◆ Exercise directions:
Report all lines holding "text".

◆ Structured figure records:
* Start *
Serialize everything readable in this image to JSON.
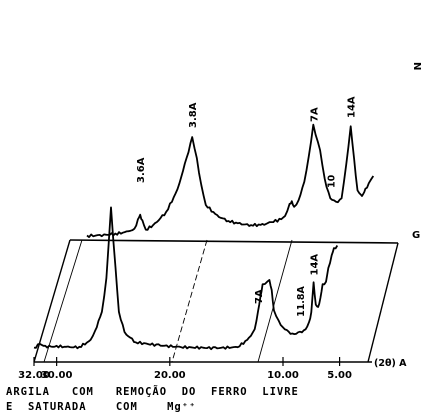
{
  "chart_data": {
    "type": "line",
    "title": "",
    "xlabel": "(2θ) A",
    "ylabel": "",
    "x_reversed": true,
    "xlim": [
      32.0,
      5.0
    ],
    "x_tick_labels": [
      "32.00",
      "30.00",
      "20.00",
      "10.00",
      "5.00"
    ],
    "x_ticks": [
      32.0,
      30.0,
      20.0,
      10.0,
      5.0
    ],
    "grid": false,
    "legend": "none",
    "series": [
      {
        "name": "N",
        "x": [
          30.5,
          29.0,
          28.0,
          27.0,
          26.3,
          26.0,
          25.8,
          25.6,
          25.3,
          24.5,
          23.5,
          22.5,
          21.7,
          21.2,
          20.8,
          20.4,
          20.0,
          19.0,
          18.0,
          17.0,
          16.0,
          15.0,
          14.2,
          13.5,
          13.0,
          12.6,
          12.4,
          12.2,
          11.8,
          11.3,
          10.9,
          10.5,
          9.9,
          9.5,
          9.0,
          8.5,
          8.0,
          7.6,
          7.2,
          6.9,
          6.6,
          6.3,
          6.1,
          5.9,
          5.6,
          5.2
        ],
        "y": [
          2,
          3,
          4,
          6,
          9,
          18,
          23,
          17,
          8,
          14,
          26,
          48,
          80,
          100,
          80,
          52,
          33,
          22,
          17,
          14,
          13,
          13,
          16,
          18,
          22,
          33,
          37,
          30,
          38,
          55,
          82,
          112,
          88,
          58,
          40,
          35,
          40,
          72,
          112,
          78,
          48,
          42,
          44,
          48,
          55,
          62
        ]
      },
      {
        "name": "G",
        "x": [
          32.0,
          31.5,
          31.0,
          30.5,
          30.0,
          29.0,
          28.0,
          27.0,
          26.6,
          26.3,
          26.0,
          25.6,
          25.2,
          24.8,
          24.5,
          24.0,
          23.0,
          21.0,
          19.0,
          16.0,
          14.0,
          13.0,
          12.5,
          12.2,
          12.0,
          11.8,
          11.2,
          11.0,
          10.8,
          10.4,
          10.0,
          9.5,
          9.0,
          8.5,
          8.0,
          7.7,
          7.5,
          7.3,
          7.1,
          6.9,
          6.7,
          6.5,
          6.2,
          6.0,
          5.7,
          5.5,
          5.2
        ],
        "y": [
          2,
          6,
          4,
          3,
          4,
          3,
          3,
          10,
          20,
          30,
          40,
          75,
          150,
          86,
          40,
          18,
          8,
          5,
          3,
          2,
          3,
          12,
          22,
          40,
          56,
          68,
          74,
          62,
          42,
          30,
          24,
          18,
          17,
          18,
          22,
          28,
          40,
          70,
          48,
          44,
          55,
          68,
          72,
          85,
          100,
          106,
          110
        ]
      }
    ],
    "annotations": [
      {
        "text": "3.8A",
        "series": "N"
      },
      {
        "text": "3.6A",
        "series": "N"
      },
      {
        "text": "7A",
        "series": "N"
      },
      {
        "text": "14A",
        "series": "N"
      },
      {
        "text": "10",
        "series": "N"
      },
      {
        "text": "7A",
        "series": "G"
      },
      {
        "text": "14A",
        "series": "G"
      },
      {
        "text": "11.8A",
        "series": "G"
      }
    ],
    "axis_label": "(2θ) A"
  },
  "caption": {
    "line1": "ARGILA   COM   REMOÇÃO  DO  FERRO  LIVRE",
    "line2": "E  SATURADA    COM    Mg⁺⁺"
  },
  "colors": {
    "ink": "#000000",
    "background": "#ffffff"
  }
}
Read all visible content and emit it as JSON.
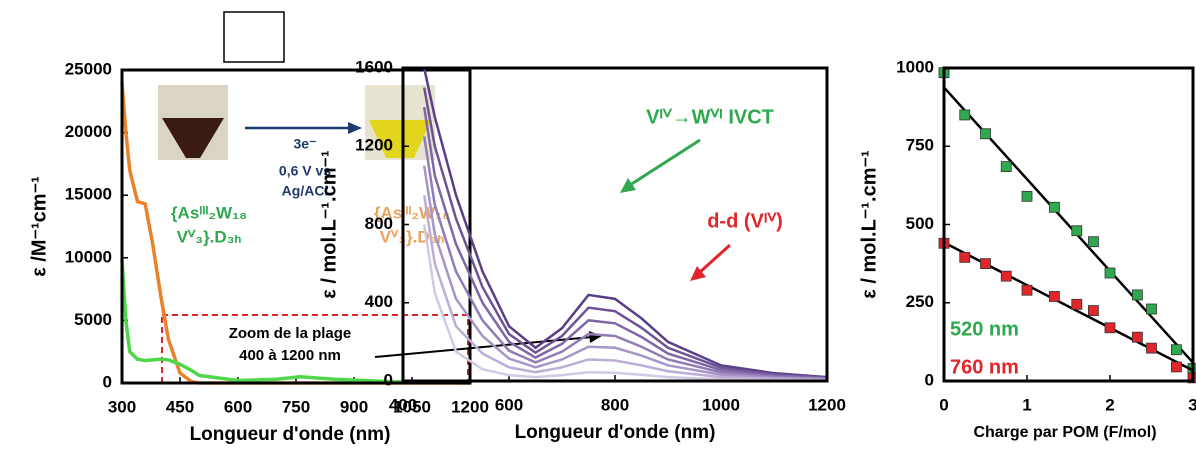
{
  "chart_data": [
    {
      "type": "line",
      "x_label": "Longueur d'onde (nm)",
      "y_label": "ε /M⁻¹cm⁻¹",
      "xlim": [
        300,
        1200
      ],
      "xticks": [
        300,
        450,
        600,
        750,
        900,
        1050,
        1200
      ],
      "ylim": [
        0,
        25000
      ],
      "yticks": [
        0,
        5000,
        10000,
        15000,
        20000,
        25000
      ],
      "x": [
        300,
        310,
        320,
        340,
        360,
        380,
        400,
        420,
        450,
        480,
        500,
        600,
        700,
        760,
        850,
        1000,
        1200
      ],
      "series": [
        {
          "color": "#e8832a",
          "values": [
            24000,
            20000,
            17000,
            14500,
            14300,
            11000,
            7000,
            3500,
            800,
            100,
            0,
            0,
            0,
            0,
            0,
            0,
            0
          ]
        },
        {
          "color": "#4fd64a",
          "values": [
            9800,
            5000,
            2500,
            1900,
            1800,
            1850,
            1900,
            1850,
            1500,
            1000,
            600,
            200,
            300,
            500,
            300,
            100,
            0
          ]
        }
      ],
      "annotations": [
        "3e⁻",
        "0,6 V vs",
        "Ag/ACl",
        "{Asᴵᴵᴵ₂W₁₈",
        "Vⱽ₃}.D₃ₕ",
        "{Asᴵᴵᴵ₂W₁₈",
        "Vⱽ₃}.D₃ₕ",
        "Zoom de la  plage",
        "400 à 1200 nm"
      ]
    },
    {
      "type": "line",
      "x_label": "Longueur d'onde (nm)",
      "y_label": "ε / mol.L⁻¹.cm⁻¹",
      "xlim": [
        400,
        1200
      ],
      "xticks": [
        400,
        600,
        800,
        1000,
        1200
      ],
      "ylim": [
        0,
        1600
      ],
      "yticks": [
        0,
        400,
        800,
        1200,
        1600
      ],
      "x": [
        440,
        460,
        500,
        550,
        600,
        650,
        700,
        750,
        800,
        850,
        900,
        1000,
        1100,
        1200
      ],
      "series": [
        {
          "color": "#5b3f86",
          "values": [
            1600,
            1350,
            950,
            560,
            280,
            170,
            270,
            440,
            420,
            320,
            200,
            80,
            40,
            20
          ]
        },
        {
          "color": "#6d5296",
          "values": [
            1500,
            1200,
            830,
            480,
            240,
            145,
            230,
            375,
            357,
            272,
            170,
            68,
            34,
            17
          ]
        },
        {
          "color": "#7f66a6",
          "values": [
            1400,
            1050,
            700,
            400,
            200,
            120,
            190,
            310,
            295,
            225,
            140,
            56,
            28,
            14
          ]
        },
        {
          "color": "#937cb6",
          "values": [
            1250,
            900,
            560,
            310,
            155,
            95,
            150,
            240,
            230,
            175,
            110,
            44,
            22,
            11
          ]
        },
        {
          "color": "#a795c6",
          "values": [
            1100,
            750,
            420,
            230,
            115,
            70,
            110,
            175,
            170,
            130,
            80,
            32,
            16,
            8
          ]
        },
        {
          "color": "#bcadd6",
          "values": [
            950,
            600,
            280,
            140,
            70,
            45,
            70,
            110,
            105,
            80,
            50,
            20,
            10,
            5
          ]
        },
        {
          "color": "#d3c9e5",
          "values": [
            800,
            450,
            150,
            60,
            30,
            20,
            30,
            45,
            42,
            32,
            20,
            8,
            4,
            2
          ]
        }
      ],
      "annotations": [
        "Vᴵⱽ→Wⱽᴵ IVCT",
        "d-d (Vᴵⱽ)"
      ]
    },
    {
      "type": "scatter",
      "x_label": "Charge par POM (F/mol)",
      "y_label": "ε / mol.L⁻¹.cm⁻¹",
      "xlim": [
        0,
        3
      ],
      "xticks": [
        0,
        1,
        2,
        3
      ],
      "ylim": [
        0,
        1000
      ],
      "yticks": [
        0,
        250,
        500,
        750,
        1000
      ],
      "x": [
        0,
        0.25,
        0.5,
        0.75,
        1,
        1.33,
        1.6,
        1.8,
        2,
        2.33,
        2.5,
        2.8,
        3
      ],
      "series": [
        {
          "name": "520 nm",
          "color": "#2fa84f",
          "values": [
            985,
            850,
            790,
            685,
            590,
            555,
            480,
            445,
            345,
            275,
            230,
            100,
            40
          ]
        },
        {
          "name": "760 nm",
          "color": "#e0262b",
          "values": [
            440,
            395,
            375,
            335,
            290,
            270,
            245,
            225,
            170,
            140,
            105,
            45,
            10
          ]
        }
      ]
    }
  ]
}
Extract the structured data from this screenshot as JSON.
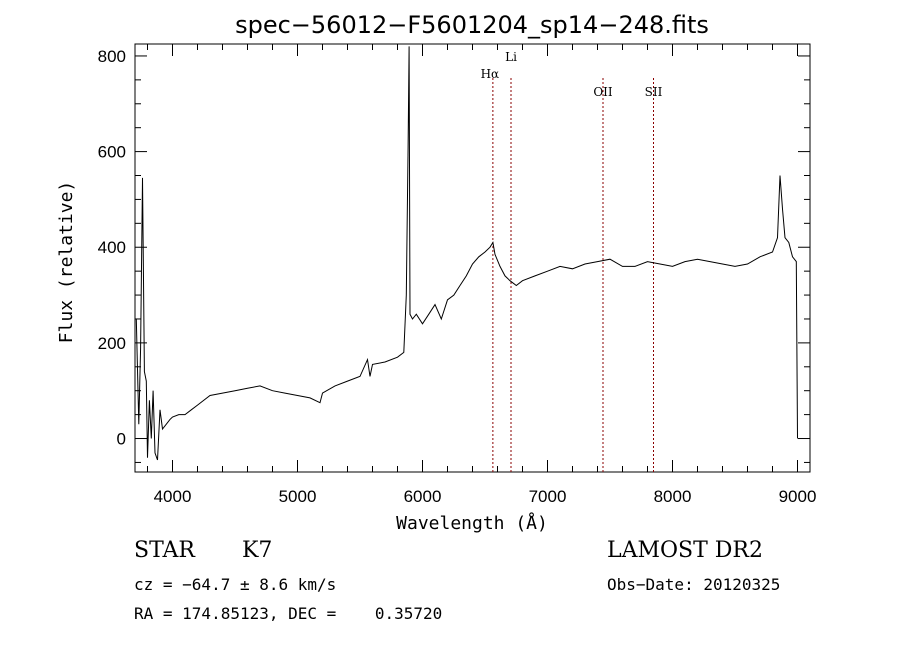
* End *
◆ Written response:
        "text": "3.8A",
        "text": "3.6A",
        "text": "7A",
        "text": "14A",
        "text": "10",
        "text": "7A",
        "text": "14A",
        "text": "11.8A",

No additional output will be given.